→ **Request**
With the images removed, repeat the data below exactly.

## START

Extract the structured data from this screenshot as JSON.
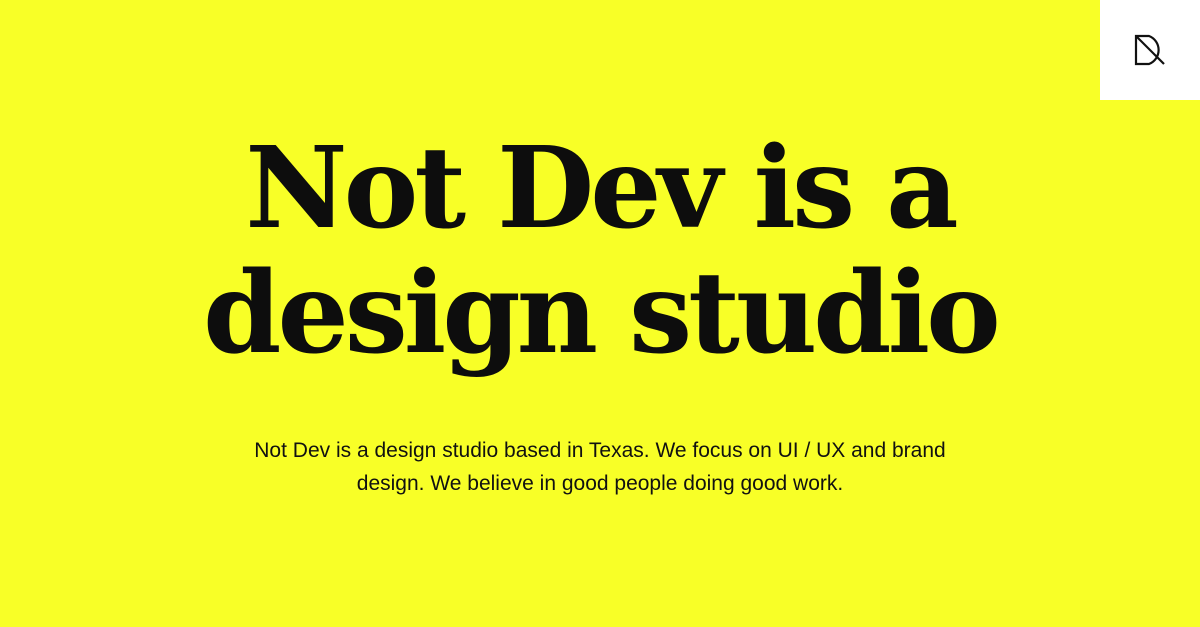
{
  "brand": {
    "logo_icon": "not-dev-logo-icon",
    "background_color": "#f8ff27",
    "logo_box_color": "#ffffff",
    "text_color": "#0d0d0d"
  },
  "hero": {
    "headline_line1": "Not Dev is a",
    "headline_line2": "design studio",
    "description": "Not Dev is a design studio based in Texas. We focus on UI / UX and brand design. We believe in good people doing good work."
  }
}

## END

→ **The response**
Extract the structured data from this screenshot as JSON.
{
  "brand": {
    "logo_icon": "not-dev-logo-icon",
    "background_color": "#f8ff27",
    "logo_box_color": "#ffffff",
    "text_color": "#0d0d0d"
  },
  "hero": {
    "headline_line1": "Not Dev is a",
    "headline_line2": "design studio",
    "description": "Not Dev is a design studio based in Texas. We focus on UI / UX and brand design. We believe in good people doing good work."
  }
}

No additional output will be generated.